WRITTEN TASK
Copy nothing but the text: reproduce each line of the listing exactly and leave the pictures out.

==========

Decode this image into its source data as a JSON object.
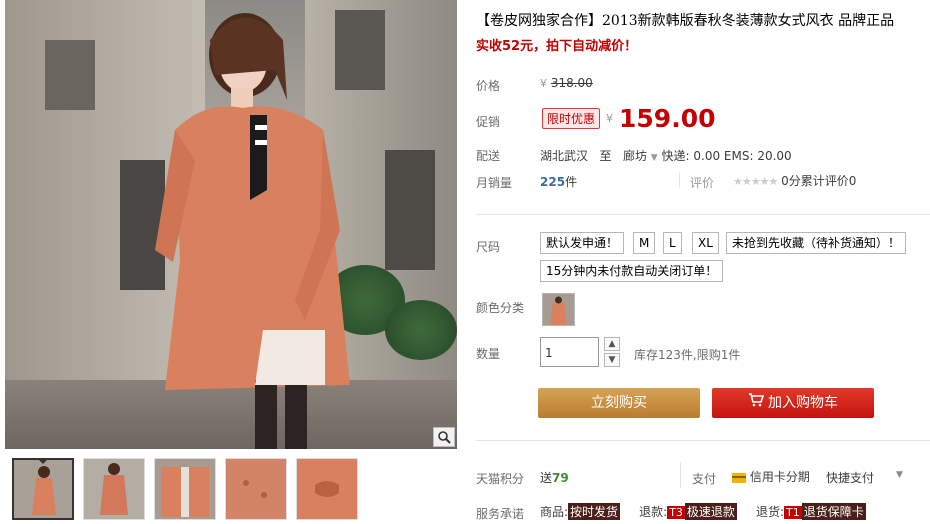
{
  "product": {
    "title": "【卷皮网独家合作】2013新款韩版春秋冬装薄款女式风衣 品牌正品",
    "subtitle": "实收52元，拍下自动减价！"
  },
  "price": {
    "label": "价格",
    "currency": "¥",
    "original": "318.00"
  },
  "promo": {
    "label": "促销",
    "badge": "限时优惠",
    "currency": "¥",
    "price": "159.00"
  },
  "shipping": {
    "label": "配送",
    "from": "湖北武汉",
    "to_word": "至",
    "destination": "廊坊",
    "fees": "快递: 0.00 EMS: 20.00"
  },
  "sales": {
    "label": "月销量",
    "count": "225",
    "unit": "件",
    "review_label": "评价",
    "review_text": "0分累计评价0"
  },
  "size": {
    "label": "尺码",
    "options": [
      "默认发申通！",
      "M",
      "L",
      "XL",
      "未抢到先收藏（待补货通知）！",
      "15分钟内未付款自动关闭订单！"
    ]
  },
  "color": {
    "label": "颜色分类"
  },
  "quantity": {
    "label": "数量",
    "value": "1",
    "stock": "库存123件,限购1件"
  },
  "actions": {
    "buy": "立刻购买",
    "cart": "加入购物车"
  },
  "points": {
    "label": "天猫积分",
    "prefix": "送",
    "value": "79",
    "pay_label": "支付",
    "credit": "信用卡分期",
    "quick": "快捷支付"
  },
  "service": {
    "label": "服务承诺",
    "goods": "商品:",
    "goods_tag": "按时发货",
    "refund": "退款:",
    "refund_tag_t": "T3",
    "refund_tag": "极速退款",
    "return": "退货:",
    "return_tag_t": "T1",
    "return_tag": "退货保障卡"
  },
  "colors": {
    "accent_red": "#c40000",
    "buy_brown": "#c48a3e",
    "cart_red": "#d22015",
    "review_blue": "#3c6e9c"
  }
}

==========

WRITTEN SOLUTION
Decode this image into its source data as a JSON object.
{
  "product": {
    "title": "【卷皮网独家合作】2013新款韩版春秋冬装薄款女式风衣 品牌正品",
    "subtitle": "实收52元，拍下自动减价！"
  },
  "price": {
    "label": "价格",
    "currency": "¥",
    "original": "318.00"
  },
  "promo": {
    "label": "促销",
    "badge": "限时优惠",
    "currency": "¥",
    "price": "159.00"
  },
  "shipping": {
    "label": "配送",
    "from": "湖北武汉",
    "to_word": "至",
    "destination": "廊坊",
    "fees": "快递: 0.00 EMS: 20.00"
  },
  "sales": {
    "label": "月销量",
    "count": "225",
    "unit": "件",
    "review_label": "评价",
    "review_text": "0分累计评价0"
  },
  "size": {
    "label": "尺码",
    "options": [
      "默认发申通！",
      "M",
      "L",
      "XL",
      "未抢到先收藏（待补货通知）！",
      "15分钟内未付款自动关闭订单！"
    ]
  },
  "color": {
    "label": "颜色分类"
  },
  "quantity": {
    "label": "数量",
    "value": "1",
    "stock": "库存123件,限购1件"
  },
  "actions": {
    "buy": "立刻购买",
    "cart": "加入购物车"
  },
  "points": {
    "label": "天猫积分",
    "prefix": "送",
    "value": "79",
    "pay_label": "支付",
    "credit": "信用卡分期",
    "quick": "快捷支付"
  },
  "service": {
    "label": "服务承诺",
    "goods": "商品:",
    "goods_tag": "按时发货",
    "refund": "退款:",
    "refund_tag_t": "T3",
    "refund_tag": "极速退款",
    "return": "退货:",
    "return_tag_t": "T1",
    "return_tag": "退货保障卡"
  },
  "colors": {
    "accent_red": "#c40000",
    "buy_brown": "#c48a3e",
    "cart_red": "#d22015",
    "review_blue": "#3c6e9c"
  }
}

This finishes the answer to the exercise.